● **WHAT THE EXERCISE ASKS**
Transcribe the records below exactly.
-- begin MATERIAL PROVIDED --
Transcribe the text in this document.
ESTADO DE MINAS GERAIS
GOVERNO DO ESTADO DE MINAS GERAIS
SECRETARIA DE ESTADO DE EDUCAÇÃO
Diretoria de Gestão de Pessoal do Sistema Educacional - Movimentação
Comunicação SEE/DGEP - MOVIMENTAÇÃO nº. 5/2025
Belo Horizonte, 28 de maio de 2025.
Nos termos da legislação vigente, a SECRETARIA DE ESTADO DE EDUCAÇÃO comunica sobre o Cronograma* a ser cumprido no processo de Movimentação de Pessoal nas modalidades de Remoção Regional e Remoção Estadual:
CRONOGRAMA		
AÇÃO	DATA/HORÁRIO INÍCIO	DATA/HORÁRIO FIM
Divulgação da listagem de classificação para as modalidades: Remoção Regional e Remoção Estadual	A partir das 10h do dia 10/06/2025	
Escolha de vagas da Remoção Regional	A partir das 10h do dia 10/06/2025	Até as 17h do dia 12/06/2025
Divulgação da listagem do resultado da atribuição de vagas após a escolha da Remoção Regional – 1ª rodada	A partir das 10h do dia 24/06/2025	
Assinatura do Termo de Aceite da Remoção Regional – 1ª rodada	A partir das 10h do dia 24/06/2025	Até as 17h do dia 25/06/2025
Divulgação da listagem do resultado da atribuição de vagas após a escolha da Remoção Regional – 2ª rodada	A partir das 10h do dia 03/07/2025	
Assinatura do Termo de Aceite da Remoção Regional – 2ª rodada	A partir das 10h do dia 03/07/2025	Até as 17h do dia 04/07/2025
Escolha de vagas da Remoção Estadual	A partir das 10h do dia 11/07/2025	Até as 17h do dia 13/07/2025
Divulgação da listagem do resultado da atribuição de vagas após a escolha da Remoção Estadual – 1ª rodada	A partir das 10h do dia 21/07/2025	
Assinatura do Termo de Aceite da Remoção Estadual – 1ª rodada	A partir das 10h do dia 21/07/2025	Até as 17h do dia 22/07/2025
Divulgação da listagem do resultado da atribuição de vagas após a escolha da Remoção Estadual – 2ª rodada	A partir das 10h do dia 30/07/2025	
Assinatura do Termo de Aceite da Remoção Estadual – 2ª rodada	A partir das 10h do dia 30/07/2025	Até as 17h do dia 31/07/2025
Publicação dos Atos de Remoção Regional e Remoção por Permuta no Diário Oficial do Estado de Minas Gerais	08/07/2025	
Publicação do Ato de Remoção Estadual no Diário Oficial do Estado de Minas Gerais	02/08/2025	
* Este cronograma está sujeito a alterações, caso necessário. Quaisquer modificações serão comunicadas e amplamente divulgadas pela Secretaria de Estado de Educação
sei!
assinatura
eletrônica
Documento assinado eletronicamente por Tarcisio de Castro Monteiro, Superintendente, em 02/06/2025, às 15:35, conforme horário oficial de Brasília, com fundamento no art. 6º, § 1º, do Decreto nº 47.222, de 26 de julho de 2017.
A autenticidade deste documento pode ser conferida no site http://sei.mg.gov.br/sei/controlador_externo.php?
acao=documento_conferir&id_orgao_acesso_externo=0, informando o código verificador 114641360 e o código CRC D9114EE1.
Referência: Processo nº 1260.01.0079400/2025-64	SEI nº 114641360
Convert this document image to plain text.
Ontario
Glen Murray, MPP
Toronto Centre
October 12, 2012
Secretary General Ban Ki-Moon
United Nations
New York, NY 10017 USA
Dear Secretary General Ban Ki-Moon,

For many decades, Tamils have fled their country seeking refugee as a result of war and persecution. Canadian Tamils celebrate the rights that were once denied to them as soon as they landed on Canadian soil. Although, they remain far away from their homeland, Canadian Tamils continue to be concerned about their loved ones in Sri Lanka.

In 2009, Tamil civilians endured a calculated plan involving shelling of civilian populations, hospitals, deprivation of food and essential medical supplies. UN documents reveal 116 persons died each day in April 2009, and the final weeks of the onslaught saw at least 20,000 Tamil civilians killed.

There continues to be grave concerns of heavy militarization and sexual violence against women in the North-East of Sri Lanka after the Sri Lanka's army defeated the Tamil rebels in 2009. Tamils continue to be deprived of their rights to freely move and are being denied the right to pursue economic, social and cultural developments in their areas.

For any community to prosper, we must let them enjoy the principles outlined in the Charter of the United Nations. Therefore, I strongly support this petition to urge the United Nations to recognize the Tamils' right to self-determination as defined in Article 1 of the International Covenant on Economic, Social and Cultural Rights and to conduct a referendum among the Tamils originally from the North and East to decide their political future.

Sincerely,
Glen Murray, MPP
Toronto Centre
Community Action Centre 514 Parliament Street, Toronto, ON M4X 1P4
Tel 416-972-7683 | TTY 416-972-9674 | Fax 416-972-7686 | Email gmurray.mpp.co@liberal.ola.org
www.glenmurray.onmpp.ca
-- end MATERIAL PROVIDED --
● **EXERCISE RESULT**
Transcribe the text in this document.
ESTADO DE MINAS GERAIS
GOVERNO DO ESTADO DE MINAS GERAIS
SECRETARIA DE ESTADO DE EDUCAÇÃO
Diretoria de Gestão de Pessoal do Sistema Educacional - Movimentação
Comunicação SEE/DGEP - MOVIMENTAÇÃO nº. 5/2025
Belo Horizonte, 28 de maio de 2025.
Nos termos da legislação vigente, a SECRETARIA DE ESTADO DE EDUCAÇÃO comunica sobre o Cronograma* a ser cumprido no processo de Movimentação de Pessoal nas modalidades de Remoção Regional e Remoção Estadual:
CRONOGRAMA		
AÇÃO	DATA/HORÁRIO INÍCIO	DATA/HORÁRIO FIM
Divulgação da listagem de classificação para as modalidades: Remoção Regional e Remoção Estadual	A partir das 10h do dia 10/06/2025	
Escolha de vagas da Remoção Regional	A partir das 10h do dia 10/06/2025	Até as 17h do dia 12/06/2025
Divulgação da listagem do resultado da atribuição de vagas após a escolha da Remoção Regional – 1ª rodada	A partir das 10h do dia 24/06/2025	
Assinatura do Termo de Aceite da Remoção Regional – 1ª rodada	A partir das 10h do dia 24/06/2025	Até as 17h do dia 25/06/2025
Divulgação da listagem do resultado da atribuição de vagas após a escolha da Remoção Regional – 2ª rodada	A partir das 10h do dia 03/07/2025	
Assinatura do Termo de Aceite da Remoção Regional – 2ª rodada	A partir das 10h do dia 03/07/2025	Até as 17h do dia 04/07/2025
Escolha de vagas da Remoção Estadual	A partir das 10h do dia 11/07/2025	Até as 17h do dia 13/07/2025
Divulgação da listagem do resultado da atribuição de vagas após a escolha da Remoção Estadual – 1ª rodada	A partir das 10h do dia 21/07/2025	
Assinatura do Termo de Aceite da Remoção Estadual – 1ª rodada	A partir das 10h do dia 21/07/2025	Até as 17h do dia 22/07/2025
Divulgação da listagem do resultado da atribuição de vagas após a escolha da Remoção Estadual – 2ª rodada	A partir das 10h do dia 30/07/2025	
Assinatura do Termo de Aceite da Remoção Estadual – 2ª rodada	A partir das 10h do dia 30/07/2025	Até as 17h do dia 31/07/2025
Publicação dos Atos de Remoção Regional e Remoção por Permuta no Diário Oficial do Estado de Minas Gerais	08/07/2025	
Publicação do Ato de Remoção Estadual no Diário Oficial do Estado de Minas Gerais	02/08/2025	
* Este cronograma está sujeito a alterações, caso necessário. Quaisquer modificações serão comunicadas e amplamente divulgadas pela Secretaria de Estado de Educação
sei!
assinatura
eletrônica
Documento assinado eletronicamente por Tarcisio de Castro Monteiro, Superintendente, em 02/06/2025, às 15:35, conforme horário oficial de Brasília, com fundamento no art. 6º, § 1º, do Decreto nº 47.222, de 26 de julho de 2017.
A autenticidade deste documento pode ser conferida no site http://sei.mg.gov.br/sei/controlador_externo.php?
acao=documento_conferir&id_orgao_acesso_externo=0, informando o código verificador 114641360 e o código CRC D9114EE1.
Referência: Processo nº 1260.01.0079400/2025-64	SEI nº 114641360
Convert this document image to plain text.
Ontario
Glen Murray, MPP
Toronto Centre
October 12, 2012
Secretary General Ban Ki-Moon
United Nations
New York, NY 10017 USA
Dear Secretary General Ban Ki-Moon,

For many decades, Tamils have fled their country seeking refugee as a result of war and persecution. Canadian Tamils celebrate the rights that were once denied to them as soon as they landed on Canadian soil. Although, they remain far away from their homeland, Canadian Tamils continue to be concerned about their loved ones in Sri Lanka.

In 2009, Tamil civilians endured a calculated plan involving shelling of civilian populations, hospitals, deprivation of food and essential medical supplies. UN documents reveal 116 persons died each day in April 2009, and the final weeks of the onslaught saw at least 20,000 Tamil civilians killed.

There continues to be grave concerns of heavy militarization and sexual violence against women in the North-East of Sri Lanka after the Sri Lanka's army defeated the Tamil rebels in 2009. Tamils continue to be deprived of their rights to freely move and are being denied the right to pursue economic, social and cultural developments in their areas.

For any community to prosper, we must let them enjoy the principles outlined in the Charter of the United Nations. Therefore, I strongly support this petition to urge the United Nations to recognize the Tamils' right to self-determination as defined in Article 1 of the International Covenant on Economic, Social and Cultural Rights and to conduct a referendum among the Tamils originally from the North and East to decide their political future.

Sincerely,
Glen Murray, MPP
Toronto Centre
Community Action Centre 514 Parliament Street, Toronto, ON M4X 1P4
Tel 416-972-7683 | TTY 416-972-9674 | Fax 416-972-7686 | Email gmurray.mpp.co@liberal.ola.org
www.glenmurray.onmpp.ca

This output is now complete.